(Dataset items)
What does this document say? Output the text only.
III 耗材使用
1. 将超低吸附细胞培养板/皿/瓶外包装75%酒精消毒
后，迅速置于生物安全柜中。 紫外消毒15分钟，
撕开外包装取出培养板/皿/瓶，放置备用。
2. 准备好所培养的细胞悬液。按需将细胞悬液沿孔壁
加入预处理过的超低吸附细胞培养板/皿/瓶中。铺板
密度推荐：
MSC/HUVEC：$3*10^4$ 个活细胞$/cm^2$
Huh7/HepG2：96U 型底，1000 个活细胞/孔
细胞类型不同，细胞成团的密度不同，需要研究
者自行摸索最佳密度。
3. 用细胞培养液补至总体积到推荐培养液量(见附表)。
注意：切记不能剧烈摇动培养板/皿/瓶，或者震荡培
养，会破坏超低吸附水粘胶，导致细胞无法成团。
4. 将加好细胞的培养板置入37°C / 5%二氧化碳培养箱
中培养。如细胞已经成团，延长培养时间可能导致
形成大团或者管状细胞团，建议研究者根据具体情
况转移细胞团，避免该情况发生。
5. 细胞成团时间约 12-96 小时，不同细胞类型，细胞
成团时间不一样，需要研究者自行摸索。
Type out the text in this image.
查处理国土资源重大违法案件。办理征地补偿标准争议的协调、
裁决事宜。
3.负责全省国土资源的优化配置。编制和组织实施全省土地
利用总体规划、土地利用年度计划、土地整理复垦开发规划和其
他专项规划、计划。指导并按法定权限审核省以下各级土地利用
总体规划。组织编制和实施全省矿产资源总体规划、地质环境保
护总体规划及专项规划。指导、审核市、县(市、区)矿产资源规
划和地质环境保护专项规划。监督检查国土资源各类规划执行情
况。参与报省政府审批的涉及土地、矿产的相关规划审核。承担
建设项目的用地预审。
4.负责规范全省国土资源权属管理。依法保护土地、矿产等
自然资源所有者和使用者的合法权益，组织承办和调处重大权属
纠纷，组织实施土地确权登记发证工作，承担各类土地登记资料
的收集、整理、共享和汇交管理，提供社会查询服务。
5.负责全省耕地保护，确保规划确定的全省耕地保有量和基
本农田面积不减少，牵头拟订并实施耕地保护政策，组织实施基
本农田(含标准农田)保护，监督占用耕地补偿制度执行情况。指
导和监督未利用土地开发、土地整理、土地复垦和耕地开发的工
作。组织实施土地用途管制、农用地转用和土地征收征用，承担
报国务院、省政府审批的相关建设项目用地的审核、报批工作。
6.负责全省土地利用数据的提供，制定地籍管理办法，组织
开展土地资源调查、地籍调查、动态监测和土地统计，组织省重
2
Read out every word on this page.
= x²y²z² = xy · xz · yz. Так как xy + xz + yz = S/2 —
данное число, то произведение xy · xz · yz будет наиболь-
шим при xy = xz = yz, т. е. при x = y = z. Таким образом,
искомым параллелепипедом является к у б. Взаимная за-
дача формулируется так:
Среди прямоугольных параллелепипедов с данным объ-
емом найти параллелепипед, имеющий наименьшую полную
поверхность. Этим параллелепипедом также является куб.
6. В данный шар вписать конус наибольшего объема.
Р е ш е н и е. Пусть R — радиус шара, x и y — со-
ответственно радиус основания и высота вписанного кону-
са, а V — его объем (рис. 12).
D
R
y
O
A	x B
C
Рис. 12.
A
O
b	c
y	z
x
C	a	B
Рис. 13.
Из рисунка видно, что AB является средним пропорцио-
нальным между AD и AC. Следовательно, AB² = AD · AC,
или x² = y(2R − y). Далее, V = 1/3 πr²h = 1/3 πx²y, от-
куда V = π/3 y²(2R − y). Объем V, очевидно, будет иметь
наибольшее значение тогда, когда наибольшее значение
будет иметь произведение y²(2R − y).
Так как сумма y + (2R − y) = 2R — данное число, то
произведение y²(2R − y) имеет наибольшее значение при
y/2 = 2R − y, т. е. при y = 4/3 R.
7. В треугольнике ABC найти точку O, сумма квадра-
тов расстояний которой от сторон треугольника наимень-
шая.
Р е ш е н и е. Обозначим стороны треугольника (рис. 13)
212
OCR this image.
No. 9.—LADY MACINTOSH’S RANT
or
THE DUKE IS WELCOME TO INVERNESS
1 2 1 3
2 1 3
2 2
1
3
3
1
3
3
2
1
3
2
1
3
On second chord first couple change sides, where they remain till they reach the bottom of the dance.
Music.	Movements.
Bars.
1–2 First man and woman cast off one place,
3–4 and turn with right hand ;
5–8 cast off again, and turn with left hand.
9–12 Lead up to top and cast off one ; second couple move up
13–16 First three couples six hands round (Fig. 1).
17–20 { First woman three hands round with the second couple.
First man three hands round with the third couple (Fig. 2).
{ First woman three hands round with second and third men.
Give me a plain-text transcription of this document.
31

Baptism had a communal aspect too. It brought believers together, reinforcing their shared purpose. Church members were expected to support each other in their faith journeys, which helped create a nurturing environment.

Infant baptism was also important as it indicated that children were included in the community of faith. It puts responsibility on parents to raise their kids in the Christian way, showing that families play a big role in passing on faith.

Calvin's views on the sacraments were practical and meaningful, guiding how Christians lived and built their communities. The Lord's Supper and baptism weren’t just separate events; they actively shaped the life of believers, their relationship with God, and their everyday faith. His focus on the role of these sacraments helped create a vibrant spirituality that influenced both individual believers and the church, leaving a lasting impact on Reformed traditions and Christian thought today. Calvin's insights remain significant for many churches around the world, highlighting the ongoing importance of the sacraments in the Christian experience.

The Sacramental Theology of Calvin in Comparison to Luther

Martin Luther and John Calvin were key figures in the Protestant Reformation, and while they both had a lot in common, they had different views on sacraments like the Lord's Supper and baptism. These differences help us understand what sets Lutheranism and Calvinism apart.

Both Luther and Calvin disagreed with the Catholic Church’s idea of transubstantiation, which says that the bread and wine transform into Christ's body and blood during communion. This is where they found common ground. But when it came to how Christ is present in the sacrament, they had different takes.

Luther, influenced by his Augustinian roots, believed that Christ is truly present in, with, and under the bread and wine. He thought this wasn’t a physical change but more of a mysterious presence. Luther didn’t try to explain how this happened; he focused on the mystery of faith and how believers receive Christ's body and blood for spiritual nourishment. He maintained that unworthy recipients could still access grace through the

Work required.
Find the word "views" in the material, then list each line that holds it.

Correct output.
Calvin's views on the sacraments were practical and meaningful, guiding how Christians lived and built their communities. The Lord's Supper and baptism weren’t just separate events; they actively shaped the life of believers, their relationship with God, and their everyday faith. His focus on the role of these sacraments helped create a vibrant spirituality that influenced both individual believers and the church, leaving a lasting impact on Reformed traditions and Christian thought today. Calvin's insights remain significant for many churches around the world, highlighting the ongoing importance of the sacraments in the Christian experience.
Martin Luther and John Calvin were key figures in the Protestant Reformation, and while they both had a lot in common, they had different views on sacraments like the Lord's Supper and baptism. These differences help us understand what sets Lutheranism and Calvinism apart.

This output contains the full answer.